What you will do: Whenever a line in the records below holds the string "donde", copy it out.

Input material:
• • • • •

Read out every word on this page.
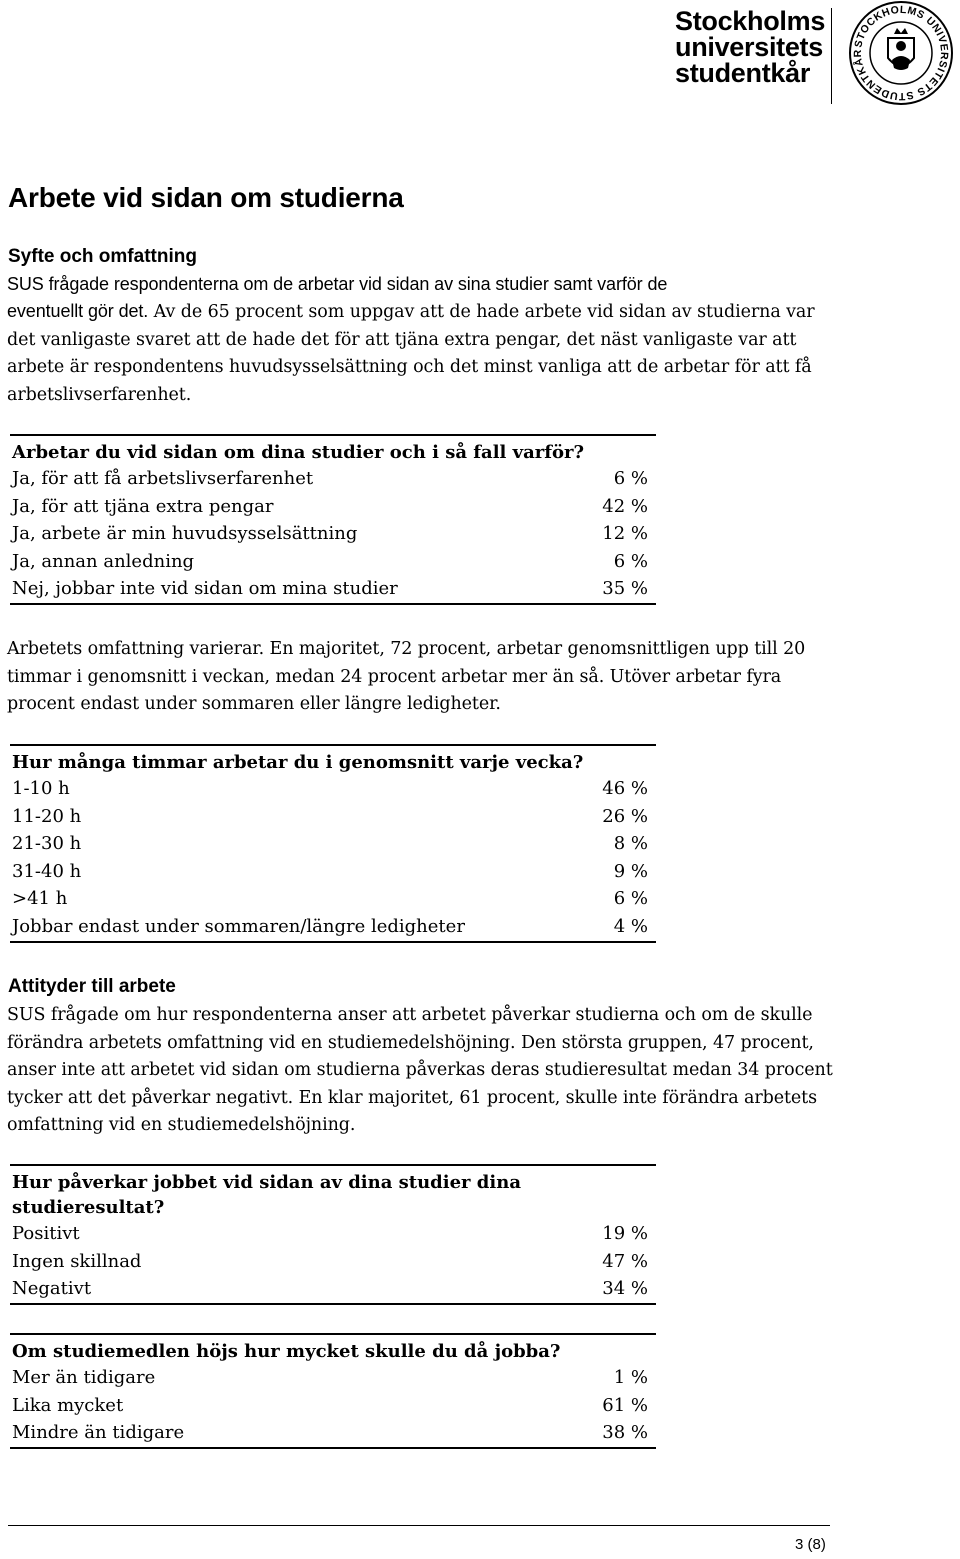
Stockholms
universitets
studentkår
STOCKHOLMS UNIVERSITETS STUDENTKÅR
Arbete vid sidan om studierna
Syfte och omfattning
SUS frågade respondenterna om de arbetar vid sidan av sina studier samt varför de
eventuellt gör det. Av de 65 procent som uppgav att de hade arbete vid sidan av studierna var det vanligaste svaret att de hade det för att tjäna extra pengar, det näst vanligaste var att arbete är respondentens huvudsysselsättning och det minst vanliga att de arbetar för att få arbetslivserfarenhet.
Arbetar du vid sidan om dina studier och i så fall varför?
Ja, för att få arbetslivserfarenhet	6 %
Ja, för att tjäna extra pengar	42 %
Ja, arbete är min huvudsysselsättning	12 %
Ja, annan anledning	6 %
Nej, jobbar inte vid sidan om mina studier	35 %
Arbetets omfattning varierar. En majoritet, 72 procent, arbetar genomsnittligen upp till 20 timmar i genomsnitt i veckan, medan 24 procent arbetar mer än så. Utöver arbetar fyra procent endast under sommaren eller längre ledigheter.
Hur många timmar arbetar du i genomsnitt varje vecka?
1-10 h	46 %
11-20 h	26 %
21-30 h	8 %
31-40 h	9 %
>41 h	6 %
Jobbar endast under sommaren/längre ledigheter	4 %
Attityder till arbete
SUS frågade om hur respondenterna anser att arbetet påverkar studierna och om de skulle förändra arbetets omfattning vid en studiemedelshöjning. Den största gruppen, 47 procent, anser inte att arbetet vid sidan om studierna påverkas deras studieresultat medan 34 procent tycker att det påverkar negativt. En klar majoritet, 61 procent, skulle inte förändra arbetets omfattning vid en studiemedelshöjning.
Hur påverkar jobbet vid sidan av dina studier dina studieresultat?
Positivt	19 %
Ingen skillnad	47 %
Negativt	34 %
Om studiemedlen höjs hur mycket skulle du då jobba?
Mer än tidigare	1 %
Lika mycket	61 %
Mindre än tidigare	38 %
3 (8)
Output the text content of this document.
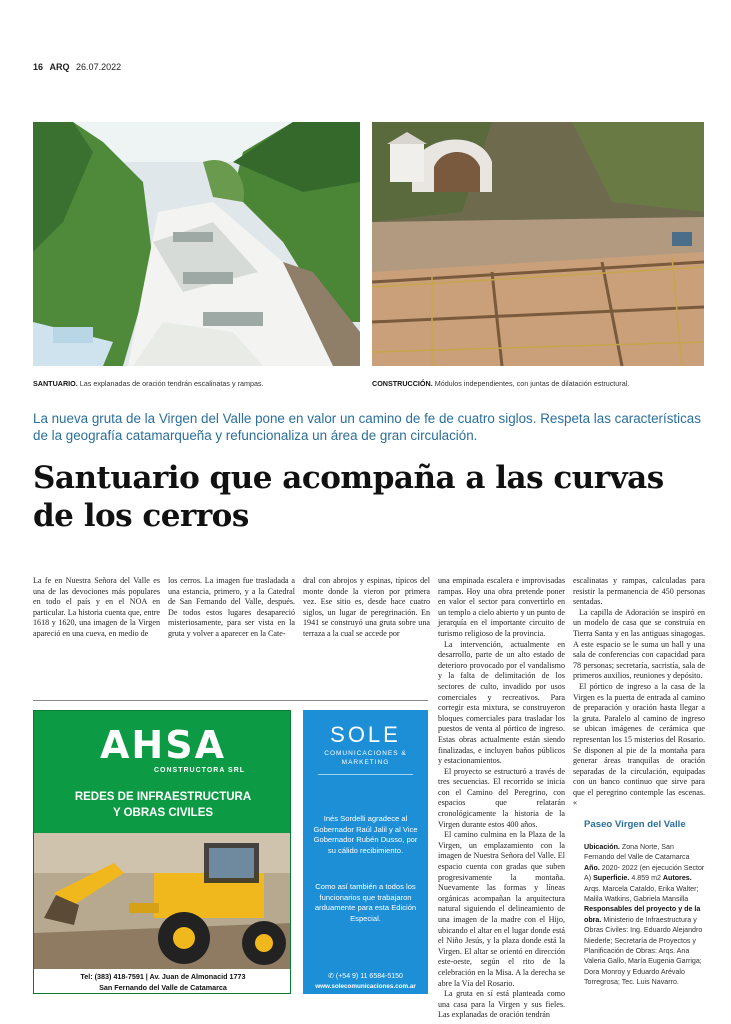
16 ARQ 26.07.2022
SANTUARIO. Las explanadas de oración tendrán escalinatas y rampas.	CONSTRUCCIÓN. Módulos independientes, con juntas de dilatación estructural.
La nueva gruta de la Virgen del Valle pone en valor un camino de fe de cuatro siglos. Respeta las características de la geografía catamarqueña y refuncionaliza un área de gran circulación.
Santuario que acompaña a las curvas de los cerros

La fe en Nuestra Señora del Valle es una de las devociones más populares en todo el país y en el NOA en particular. La historia cuenta que, entre 1618 y 1620, una imagen de la Virgen apareció en una cueva, en medio de

los cerros. La imagen fue trasladada a una estancia, primero, y a la Catedral de San Fernando del Valle, después. De todos estos lugares desapareció misteriosamente, para ser vista en la gruta y volver a aparecer en la Cate-

dral con abrojos y espinas, típicos del monte donde la vieron por primera vez. Ese sitio es, desde hace cuatro siglos, un lugar de peregrinación. En 1941 se construyó una gruta sobre una terraza a la cual se accede por

una empinada escalera e improvisadas rampas. Hoy una obra pretende poner en valor el sector para convertirlo en un templo a cielo abierto y un punto de jerarquía en el importante circuito de turismo religioso de la provincia.

La intervención, actualmente en desarrollo, parte de un alto estado de deterioro provocado por el vandalismo y la falta de delimitación de los sectores de culto, invadido por usos comerciales y recreativos. Para corregir esta mixtura, se construyeron bloques comerciales para trasladar los puestos de venta al pórtico de ingreso. Estas obras actualmente están siendo finalizadas, e incluyen baños públicos y estacionamientos.

El proyecto se estructuró a través de tres secuencias. El recorrido se inicia con el Camino del Peregrino, con espacios que relatarán cronológicamente la historia de la Virgen durante estos 400 años.

El camino culmina en la Plaza de la Virgen, un emplazamiento con la imagen de Nuestra Señora del Valle. El espacio cuenta con gradas que suben progresivamente la montaña. Nuevamente las formas y líneas orgánicas acompañan la arquitectura natural siguiendo el delineamiento de una imagen de la madre con el Hijo, ubicando el altar en el lugar donde está el Niño Jesús, y la plaza donde está la Virgen. El altar se orientó en dirección este-oeste, según el rito de la celebración en la Misa. A la derecha se abre la Vía del Rosario.

La gruta en sí está planteada como una casa para la Virgen y sus fieles. Las explanadas de oración tendrán

escalinatas y rampas, calculadas para resistir la permanencia de 450 personas sentadas.

La capilla de Adoración se inspiró en un modelo de casa que se construía en Tierra Santa y en las antiguas sinagogas. A este espacio se le suma un hall y una sala de conferencias con capacidad para 78 personas; secretaría, sacristía, sala de primeros auxilios, reuniones y depósito.

El pórtico de ingreso a la casa de la Virgen es la puerta de entrada al camino de preparación y oración hasta llegar a la gruta. Paralelo al camino de ingreso se ubican imágenes de cerámica que representan los 15 misterios del Rosario. Se disponen al pie de la montaña para generar áreas tranquilas de oración separadas de la circulación, equipadas con un banco continuo que sirve para que el peregrino contemple las escenas. «

AHSA
CONSTRUCTORA SRL
REDES DE INFRAESTRUCTURA
Y OBRAS CIVILES
Tel: (383) 418-7591 | Av. Juan de Almonacid 1773
San Fernando del Valle de Catamarca
SOLE
COMUNICACIONES &
MARKETING
Inés Sordelli agradece al Gobernador Raúl Jalil y al Vice Gobernador Rubén Dusso, por su cálido recibimiento.
Como así también a todos los funcionarios que trabajaron arduamente para esta Edición Especial.
✆ (+54 9) 11 6584-5150
www.solecomunicaciones.com.ar
Paseo Virgen del Valle
Ubicación. Zona Norte, San Fernando del Valle de Catamarca Año. 2020- 2022 (en ejecución Sector A) Superficie. 4.859 m2 Autores. Arqs. Marcela Cataldo, Erika Walter; Malila Watkins, Gabriela Mansilla Responsables del proyecto y de la obra. Ministerio de Infraestructura y Obras Civiles: Ing. Eduardo Alejandro Niederle; Secretaría de Proyectos y Planificación de Obras: Arqs. Ana Valeria Gallo, María Eugenia Garriga; Dora Monroy y Eduardo Arévalo Torregrosa; Tec. Luis Navarro.
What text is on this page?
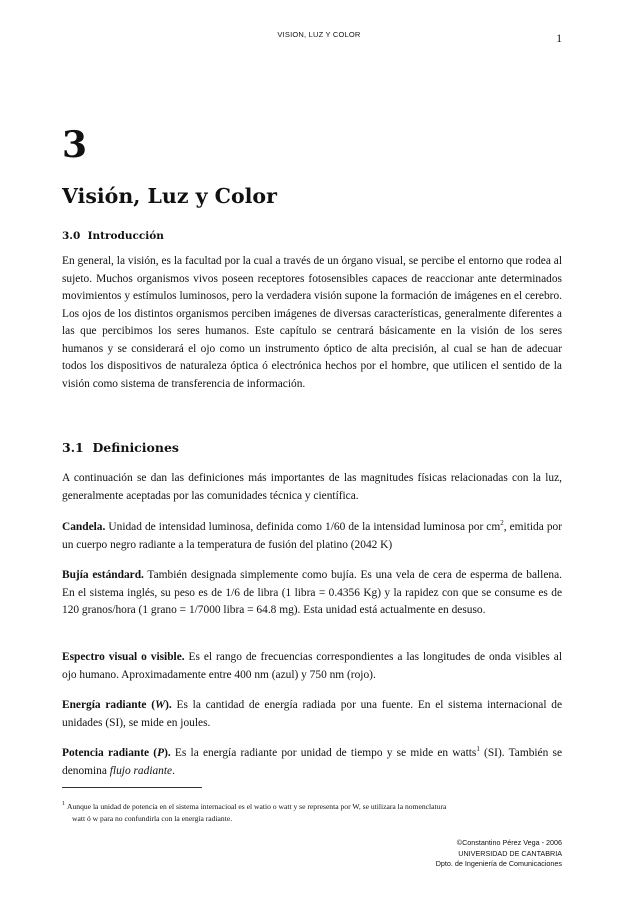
VISION, LUZ Y COLOR	1
3
Visión, Luz y Color
3.0 Introducción
En general, la visión, es la facultad por la cual a través de un órgano visual, se percibe el entorno que rodea al sujeto. Muchos organismos vivos poseen receptores fotosensibles capaces de reaccionar ante determinados movimientos y estímulos luminosos, pero la verdadera visión supone la formación de imágenes en el cerebro. Los ojos de los distintos organismos perciben imágenes de diversas características, generalmente diferentes a las que percibimos los seres humanos. Este capítulo se centrará básicamente en la visión de los seres humanos y se considerará el ojo como un instrumento óptico de alta precisión, al cual se han de adecuar todos los dispositivos de naturaleza óptica ó electrónica hechos por el hombre, que utilicen el sentido de la visión como sistema de transferencia de información.
3.1 Definiciones
A continuación se dan las definiciones más importantes de las magnitudes físicas relacionadas con la luz, generalmente aceptadas por las comunidades técnica y científica.
Candela. Unidad de intensidad luminosa, definida como 1/60 de la intensidad luminosa por $cm^2$, emitida por un cuerpo negro radiante a la temperatura de fusión del platino (2042 K)
Bujía estándard. También designada simplemente como bujía. Es una vela de cera de esperma de ballena. En el sistema inglés, su peso es de 1/6 de libra (1 libra = 0.4356 Kg) y la rapidez con que se consume es de 120 granos/hora (1 grano = 1/7000 libra = 64.8 mg). Esta unidad está actualmente en desuso.
Espectro visual o visible. Es el rango de frecuencias correspondientes a las longitudes de onda visibles al ojo humano. Aproximadamente entre 400 nm (azul) y 750 nm (rojo).
Energía radiante (W). Es la cantidad de energía radiada por una fuente. En el sistema internacional de unidades (SI), se mide en joules.
Potencia radiante (P). Es la energía radiante por unidad de tiempo y se mide en watts$^1$ (SI). También se denomina flujo radiante.
$^1$ Aunque la unidad de potencia en el sistema internacioal es el watio o watt y se representa por W, se utilizara la nomenclatura
watt ó w para no confundirla con la energía radiante.
©Constantino Pérez Vega - 2006
UNIVERSIDAD DE CANTABRIA
Dpto. de Ingeniería de Comunicaciones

• • • • •

Response:
dral con abrojos y espinas, típicos del monte donde la vieron por primera vez. Ese sitio es, desde hace cuatro siglos, un lugar de peregrinación. En 1941 se construyó una gruta sobre una terraza a la cual se accede por
El camino culmina en la Plaza de la Virgen, un emplazamiento con la imagen de Nuestra Señora del Valle. El espacio cuenta con gradas que suben progresivamente la montaña. Nuevamente las formas y líneas orgánicas acompañan la arquitectura natural siguiendo el delineamiento de una imagen de la madre con el Hijo, ubicando el altar en el lugar donde está el Niño Jesús, y la plaza donde está la Virgen. El altar se orientó en dirección este-oeste, según el rito de la celebración en la Misa. A la derecha se abre la Vía del Rosario.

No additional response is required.